══ Records for this task ══
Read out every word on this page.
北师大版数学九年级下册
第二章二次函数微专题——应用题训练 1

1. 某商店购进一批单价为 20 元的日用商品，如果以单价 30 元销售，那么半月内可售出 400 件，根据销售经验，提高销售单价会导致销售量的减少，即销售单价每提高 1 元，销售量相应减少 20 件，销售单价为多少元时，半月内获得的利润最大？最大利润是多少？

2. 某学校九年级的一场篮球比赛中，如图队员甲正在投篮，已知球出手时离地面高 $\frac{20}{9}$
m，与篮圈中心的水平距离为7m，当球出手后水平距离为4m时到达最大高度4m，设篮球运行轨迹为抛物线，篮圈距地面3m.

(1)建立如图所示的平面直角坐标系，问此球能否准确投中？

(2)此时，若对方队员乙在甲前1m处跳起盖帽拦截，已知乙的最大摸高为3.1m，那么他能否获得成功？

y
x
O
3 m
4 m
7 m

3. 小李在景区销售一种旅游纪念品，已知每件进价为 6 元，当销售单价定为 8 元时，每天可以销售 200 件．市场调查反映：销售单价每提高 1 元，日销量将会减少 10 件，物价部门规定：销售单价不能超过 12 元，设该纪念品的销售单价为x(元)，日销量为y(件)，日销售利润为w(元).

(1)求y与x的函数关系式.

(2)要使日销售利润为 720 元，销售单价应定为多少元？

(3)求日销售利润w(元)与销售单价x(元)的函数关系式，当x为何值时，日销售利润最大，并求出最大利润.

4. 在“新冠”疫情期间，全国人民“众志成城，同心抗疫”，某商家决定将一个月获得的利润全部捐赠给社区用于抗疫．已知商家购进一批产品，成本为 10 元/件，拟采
═══
Task prompt: Return every line exactly.

Solution for this problem:
Read out every word on this page.
北师大版数学九年级下册
第二章二次函数微专题——应用题训练 1

1. 某商店购进一批单价为 20 元的日用商品，如果以单价 30 元销售，那么半月内可售出 400 件，根据销售经验，提高销售单价会导致销售量的减少，即销售单价每提高 1 元，销售量相应减少 20 件，销售单价为多少元时，半月内获得的利润最大？最大利润是多少？

2. 某学校九年级的一场篮球比赛中，如图队员甲正在投篮，已知球出手时离地面高 $\frac{20}{9}$
m，与篮圈中心的水平距离为7m，当球出手后水平距离为4m时到达最大高度4m，设篮球运行轨迹为抛物线，篮圈距地面3m.

(1)建立如图所示的平面直角坐标系，问此球能否准确投中？

(2)此时，若对方队员乙在甲前1m处跳起盖帽拦截，已知乙的最大摸高为3.1m，那么他能否获得成功？

y
x
O
3 m
4 m
7 m

3. 小李在景区销售一种旅游纪念品，已知每件进价为 6 元，当销售单价定为 8 元时，每天可以销售 200 件．市场调查反映：销售单价每提高 1 元，日销量将会减少 10 件，物价部门规定：销售单价不能超过 12 元，设该纪念品的销售单价为x(元)，日销量为y(件)，日销售利润为w(元).

(1)求y与x的函数关系式.

(2)要使日销售利润为 720 元，销售单价应定为多少元？

(3)求日销售利润w(元)与销售单价x(元)的函数关系式，当x为何值时，日销售利润最大，并求出最大利润.

4. 在“新冠”疫情期间，全国人民“众志成城，同心抗疫”，某商家决定将一个月获得的利润全部捐赠给社区用于抗疫．已知商家购进一批产品，成本为 10 元/件，拟采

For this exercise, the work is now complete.